• _Work to be completed_
List each line of the data that holds the string "JSON", please.
┄┄┄┄┄┄
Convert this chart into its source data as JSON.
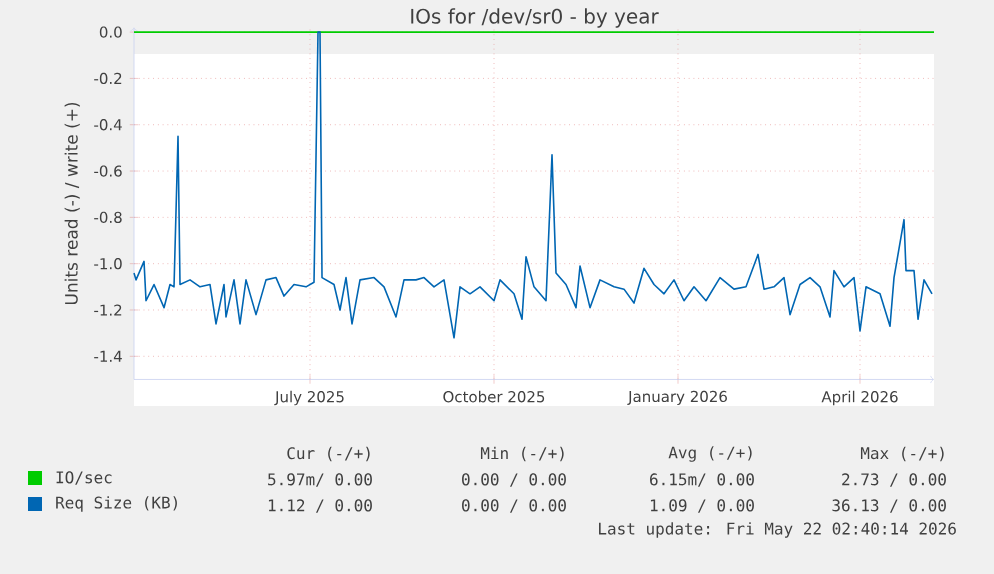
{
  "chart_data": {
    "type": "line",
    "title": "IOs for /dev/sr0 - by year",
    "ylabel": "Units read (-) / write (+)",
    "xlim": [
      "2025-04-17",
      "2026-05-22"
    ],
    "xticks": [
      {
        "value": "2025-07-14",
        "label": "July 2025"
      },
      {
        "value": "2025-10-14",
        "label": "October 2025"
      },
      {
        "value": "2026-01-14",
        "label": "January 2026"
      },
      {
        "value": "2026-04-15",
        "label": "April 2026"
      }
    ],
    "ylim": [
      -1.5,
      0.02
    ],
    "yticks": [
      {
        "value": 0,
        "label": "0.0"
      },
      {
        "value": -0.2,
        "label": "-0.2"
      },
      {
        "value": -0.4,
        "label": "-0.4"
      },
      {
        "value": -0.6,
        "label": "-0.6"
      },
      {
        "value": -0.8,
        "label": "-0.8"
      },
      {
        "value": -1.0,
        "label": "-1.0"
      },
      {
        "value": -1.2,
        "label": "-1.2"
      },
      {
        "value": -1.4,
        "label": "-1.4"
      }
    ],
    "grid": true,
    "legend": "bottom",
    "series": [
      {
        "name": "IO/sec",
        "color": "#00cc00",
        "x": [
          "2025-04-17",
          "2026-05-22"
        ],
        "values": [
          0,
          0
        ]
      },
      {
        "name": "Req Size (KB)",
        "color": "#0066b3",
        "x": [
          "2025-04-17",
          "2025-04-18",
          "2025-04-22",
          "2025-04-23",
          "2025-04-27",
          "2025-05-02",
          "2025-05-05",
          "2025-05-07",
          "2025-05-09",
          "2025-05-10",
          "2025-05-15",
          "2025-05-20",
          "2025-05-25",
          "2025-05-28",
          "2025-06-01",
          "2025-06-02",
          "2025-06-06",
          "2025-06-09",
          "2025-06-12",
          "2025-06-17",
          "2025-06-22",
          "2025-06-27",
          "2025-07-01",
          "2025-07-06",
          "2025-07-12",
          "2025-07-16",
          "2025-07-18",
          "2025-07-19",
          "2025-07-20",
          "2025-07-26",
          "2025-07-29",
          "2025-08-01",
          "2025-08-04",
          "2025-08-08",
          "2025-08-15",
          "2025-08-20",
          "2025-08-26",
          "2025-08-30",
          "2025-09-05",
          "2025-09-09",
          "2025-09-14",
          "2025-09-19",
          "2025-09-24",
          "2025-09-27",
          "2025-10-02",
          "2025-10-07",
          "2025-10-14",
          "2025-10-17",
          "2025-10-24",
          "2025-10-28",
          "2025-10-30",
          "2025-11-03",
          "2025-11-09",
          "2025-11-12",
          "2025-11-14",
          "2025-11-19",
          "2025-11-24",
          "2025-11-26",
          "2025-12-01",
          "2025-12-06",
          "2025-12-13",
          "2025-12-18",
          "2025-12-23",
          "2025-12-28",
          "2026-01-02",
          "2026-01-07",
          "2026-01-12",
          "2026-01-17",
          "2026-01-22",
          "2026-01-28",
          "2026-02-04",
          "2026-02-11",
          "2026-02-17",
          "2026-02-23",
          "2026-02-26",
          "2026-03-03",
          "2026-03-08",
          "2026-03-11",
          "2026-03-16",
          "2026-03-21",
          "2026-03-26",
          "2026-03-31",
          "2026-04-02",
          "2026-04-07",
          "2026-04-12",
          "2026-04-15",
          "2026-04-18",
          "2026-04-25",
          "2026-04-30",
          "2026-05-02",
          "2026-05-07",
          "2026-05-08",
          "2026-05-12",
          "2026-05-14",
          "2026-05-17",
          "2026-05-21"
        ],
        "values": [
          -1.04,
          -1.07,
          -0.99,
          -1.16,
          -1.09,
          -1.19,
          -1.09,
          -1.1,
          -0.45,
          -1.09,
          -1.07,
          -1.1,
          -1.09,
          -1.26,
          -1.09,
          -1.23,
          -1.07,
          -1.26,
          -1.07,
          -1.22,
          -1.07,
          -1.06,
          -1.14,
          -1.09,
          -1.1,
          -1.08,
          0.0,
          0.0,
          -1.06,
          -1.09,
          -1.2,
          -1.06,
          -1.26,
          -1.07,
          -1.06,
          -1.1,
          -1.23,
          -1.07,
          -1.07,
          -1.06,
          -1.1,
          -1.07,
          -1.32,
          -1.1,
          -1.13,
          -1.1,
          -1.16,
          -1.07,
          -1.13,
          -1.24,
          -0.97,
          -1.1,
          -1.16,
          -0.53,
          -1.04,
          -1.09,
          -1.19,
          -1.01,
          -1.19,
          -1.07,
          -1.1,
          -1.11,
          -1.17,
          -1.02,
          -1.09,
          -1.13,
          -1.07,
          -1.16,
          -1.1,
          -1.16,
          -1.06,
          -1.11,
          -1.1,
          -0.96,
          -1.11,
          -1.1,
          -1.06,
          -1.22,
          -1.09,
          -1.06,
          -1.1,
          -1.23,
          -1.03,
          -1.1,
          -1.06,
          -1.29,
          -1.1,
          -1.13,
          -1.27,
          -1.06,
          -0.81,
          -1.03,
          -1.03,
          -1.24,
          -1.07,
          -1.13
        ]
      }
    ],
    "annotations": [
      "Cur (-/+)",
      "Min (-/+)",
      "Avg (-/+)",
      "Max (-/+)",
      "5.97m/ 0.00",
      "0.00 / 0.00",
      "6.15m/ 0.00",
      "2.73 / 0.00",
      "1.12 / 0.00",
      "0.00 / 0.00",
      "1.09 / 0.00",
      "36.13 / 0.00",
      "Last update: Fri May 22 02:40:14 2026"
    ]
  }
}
┄┄┄┄┄┄
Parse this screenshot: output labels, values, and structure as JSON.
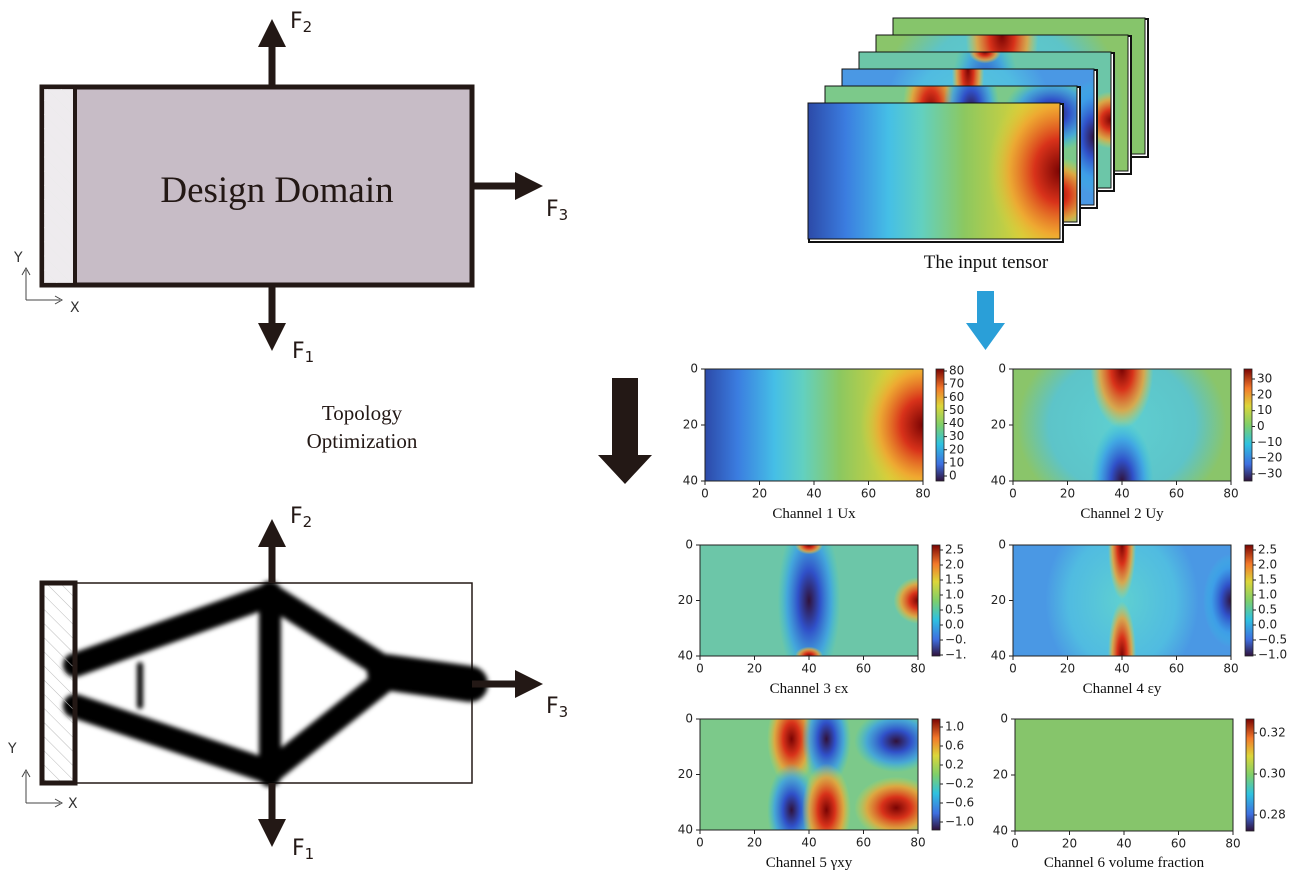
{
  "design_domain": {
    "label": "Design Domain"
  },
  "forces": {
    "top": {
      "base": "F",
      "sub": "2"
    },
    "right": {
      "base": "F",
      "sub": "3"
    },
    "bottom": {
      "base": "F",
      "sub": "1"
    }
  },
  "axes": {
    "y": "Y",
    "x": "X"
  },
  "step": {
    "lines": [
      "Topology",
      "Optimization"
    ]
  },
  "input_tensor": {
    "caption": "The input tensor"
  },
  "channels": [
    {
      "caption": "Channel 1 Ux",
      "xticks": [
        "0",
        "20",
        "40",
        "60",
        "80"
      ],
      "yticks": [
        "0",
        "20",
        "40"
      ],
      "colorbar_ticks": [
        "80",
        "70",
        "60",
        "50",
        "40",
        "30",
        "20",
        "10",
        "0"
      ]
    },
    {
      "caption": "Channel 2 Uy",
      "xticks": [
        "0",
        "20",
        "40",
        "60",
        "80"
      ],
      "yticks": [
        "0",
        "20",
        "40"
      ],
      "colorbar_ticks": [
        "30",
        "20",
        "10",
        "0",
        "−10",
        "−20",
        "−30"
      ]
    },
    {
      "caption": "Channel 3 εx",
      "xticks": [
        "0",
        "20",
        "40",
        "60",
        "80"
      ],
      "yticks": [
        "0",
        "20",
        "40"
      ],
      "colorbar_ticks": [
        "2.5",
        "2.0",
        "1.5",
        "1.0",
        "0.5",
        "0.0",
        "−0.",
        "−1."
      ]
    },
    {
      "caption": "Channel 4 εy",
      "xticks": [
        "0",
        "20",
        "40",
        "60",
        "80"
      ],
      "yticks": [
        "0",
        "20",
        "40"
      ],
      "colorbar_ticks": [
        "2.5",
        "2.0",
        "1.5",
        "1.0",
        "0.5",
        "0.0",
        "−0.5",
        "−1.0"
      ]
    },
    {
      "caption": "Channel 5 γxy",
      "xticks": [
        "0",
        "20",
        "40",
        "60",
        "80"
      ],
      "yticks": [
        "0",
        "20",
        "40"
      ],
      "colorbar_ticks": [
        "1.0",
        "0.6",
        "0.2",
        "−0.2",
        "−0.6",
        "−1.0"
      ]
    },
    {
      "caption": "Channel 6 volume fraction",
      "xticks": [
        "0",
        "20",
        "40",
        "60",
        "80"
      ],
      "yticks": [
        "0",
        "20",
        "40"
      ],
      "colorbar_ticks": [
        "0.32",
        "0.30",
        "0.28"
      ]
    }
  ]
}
┄┄┄┄┄┄
• _Result for this task_
Convert this chart into its source data as JSON.
Parse this screenshot: output labels, values, and structure as JSON.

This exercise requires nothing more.